-- Begin Data lines --
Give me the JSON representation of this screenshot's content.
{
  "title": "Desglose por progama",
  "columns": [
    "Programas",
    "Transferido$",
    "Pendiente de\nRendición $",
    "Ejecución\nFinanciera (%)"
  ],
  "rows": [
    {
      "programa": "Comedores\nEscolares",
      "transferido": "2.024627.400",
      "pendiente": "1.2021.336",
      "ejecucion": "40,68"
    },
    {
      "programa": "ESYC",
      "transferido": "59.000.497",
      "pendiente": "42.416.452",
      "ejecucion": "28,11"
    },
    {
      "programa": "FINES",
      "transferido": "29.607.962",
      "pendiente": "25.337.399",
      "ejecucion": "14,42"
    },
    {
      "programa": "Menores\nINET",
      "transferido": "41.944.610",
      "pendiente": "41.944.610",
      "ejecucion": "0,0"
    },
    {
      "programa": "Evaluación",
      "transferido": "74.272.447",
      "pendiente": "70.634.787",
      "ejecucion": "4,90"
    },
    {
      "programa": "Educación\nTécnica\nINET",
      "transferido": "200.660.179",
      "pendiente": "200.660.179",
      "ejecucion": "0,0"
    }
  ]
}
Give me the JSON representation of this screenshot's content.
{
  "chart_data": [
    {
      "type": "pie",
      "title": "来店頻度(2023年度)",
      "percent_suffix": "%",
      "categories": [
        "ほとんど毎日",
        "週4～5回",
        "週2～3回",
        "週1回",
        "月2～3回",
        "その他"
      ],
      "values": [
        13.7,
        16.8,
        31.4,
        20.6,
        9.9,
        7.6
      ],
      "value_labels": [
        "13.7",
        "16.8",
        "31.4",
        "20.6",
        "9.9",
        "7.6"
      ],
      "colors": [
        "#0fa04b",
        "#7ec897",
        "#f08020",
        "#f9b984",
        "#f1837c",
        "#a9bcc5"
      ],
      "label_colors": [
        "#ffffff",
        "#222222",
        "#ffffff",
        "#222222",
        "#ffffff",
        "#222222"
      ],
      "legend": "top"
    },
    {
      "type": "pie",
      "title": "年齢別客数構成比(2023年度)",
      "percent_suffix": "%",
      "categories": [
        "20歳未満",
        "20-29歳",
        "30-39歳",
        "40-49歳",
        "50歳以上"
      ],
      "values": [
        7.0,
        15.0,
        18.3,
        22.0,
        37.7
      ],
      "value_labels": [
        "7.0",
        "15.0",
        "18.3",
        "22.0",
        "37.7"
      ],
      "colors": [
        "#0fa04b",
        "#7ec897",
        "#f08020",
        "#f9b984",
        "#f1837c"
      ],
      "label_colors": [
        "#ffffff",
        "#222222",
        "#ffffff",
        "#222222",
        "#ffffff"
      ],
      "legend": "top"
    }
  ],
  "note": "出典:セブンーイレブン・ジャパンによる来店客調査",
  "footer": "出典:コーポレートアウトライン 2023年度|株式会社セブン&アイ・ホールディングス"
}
-- End Data lines --
* **Instructions for the task**:
Locate the word "ejecucion" in the records and collect each line it appears in.

* **Answer to the exercise**:
      "ejecucion": "40,68"
      "ejecucion": "28,11"
      "ejecucion": "14,42"
      "ejecucion": "0,0"
      "ejecucion": "4,90"
      "ejecucion": "0,0"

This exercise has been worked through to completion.